» PASSAGE PROVIDED

######

In this case, the C++ definition ends up being close to Haskell’s definition with a little more overhead. The burden of defining these methods lies with the programmer though.

Take the other example of getAllCoordinates . Haskell allows you to use set builder notation to generate the result. In imperative, the only way to do this is by using loops. Note that even Haskell has to internally represent the function as loops. It is just syntactic sugar that helps programs look closer to the problem domain. This point might seem petty for many folks, but the benefits really add up over larger codebases.

Powerful standard libraries

Emphasizing the point again, some languages make writing declarative programs easier. One important requirement for this is to have a great set of standard library utilities that make it easier to work with the problem domain. Haskell has a gigantic set of standard libraries, which have its own search engine to find the function you want. Having a great standard library alone does not solve the problem, take Java for instance. It has an amazing standard library but does not allow you to compose logic elements as easily as Haskell does. Streams API is the right step towards declarative, but it is still declarative code in a largely imperative world.

######

» DATASET CONTENT

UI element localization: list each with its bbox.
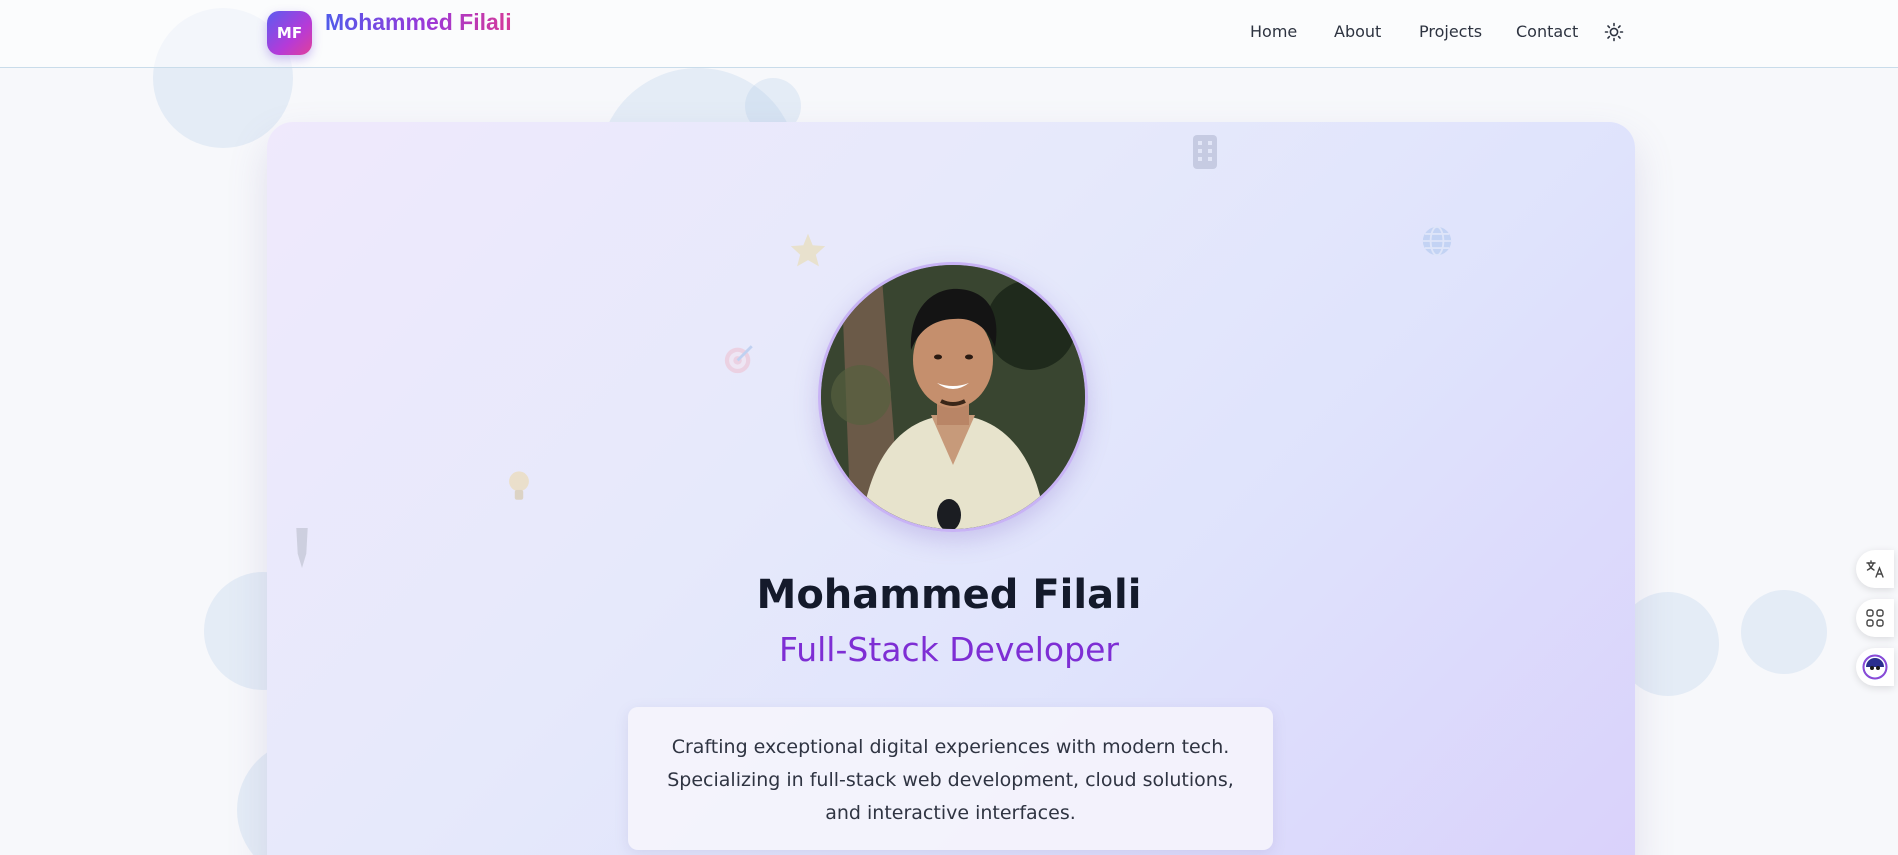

######

» THE PROBLEM
Answer these questions using the passage on Haskell and declarative programming.
1. What notation does Haskell allow for generating the result of getAllCoordinates?
2. What do Haskell's standard libraries have for finding a wanted function?
3. Which Java API is called the right step towards declarative?

» FULL OUTPUT
1. Set builder notation.
2. Their own search engine.
3. The Streams API.